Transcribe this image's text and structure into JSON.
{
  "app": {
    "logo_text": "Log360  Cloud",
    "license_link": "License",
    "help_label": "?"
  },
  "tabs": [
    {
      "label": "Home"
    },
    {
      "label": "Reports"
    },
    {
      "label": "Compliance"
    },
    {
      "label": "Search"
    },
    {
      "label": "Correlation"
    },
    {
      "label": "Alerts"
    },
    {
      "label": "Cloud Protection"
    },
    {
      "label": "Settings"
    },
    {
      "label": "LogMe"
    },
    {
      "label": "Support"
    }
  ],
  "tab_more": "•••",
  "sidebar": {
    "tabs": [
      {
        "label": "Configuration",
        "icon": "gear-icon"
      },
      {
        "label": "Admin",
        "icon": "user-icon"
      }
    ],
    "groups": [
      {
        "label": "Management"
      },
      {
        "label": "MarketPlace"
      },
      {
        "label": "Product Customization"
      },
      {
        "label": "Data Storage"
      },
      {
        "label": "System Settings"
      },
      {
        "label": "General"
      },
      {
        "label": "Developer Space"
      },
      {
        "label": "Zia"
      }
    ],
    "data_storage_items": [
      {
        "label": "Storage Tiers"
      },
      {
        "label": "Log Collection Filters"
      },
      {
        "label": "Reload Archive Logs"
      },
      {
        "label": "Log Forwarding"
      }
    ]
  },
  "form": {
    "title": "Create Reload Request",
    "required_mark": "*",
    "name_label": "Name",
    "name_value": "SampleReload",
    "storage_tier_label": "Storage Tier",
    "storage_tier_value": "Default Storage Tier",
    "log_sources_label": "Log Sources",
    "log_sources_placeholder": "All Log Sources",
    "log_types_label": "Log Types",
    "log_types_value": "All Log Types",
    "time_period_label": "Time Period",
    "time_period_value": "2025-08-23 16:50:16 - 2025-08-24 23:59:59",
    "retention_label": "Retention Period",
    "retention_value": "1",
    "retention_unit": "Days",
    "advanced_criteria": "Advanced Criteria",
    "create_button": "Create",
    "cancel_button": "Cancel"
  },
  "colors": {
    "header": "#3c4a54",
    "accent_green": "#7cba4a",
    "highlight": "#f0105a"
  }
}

### WHAT TO WORK ON
Return each line with "Sources".

### FINISHED EXERCISE
    "log_sources_label": "Log Sources",
    "log_sources_placeholder": "All Log Sources",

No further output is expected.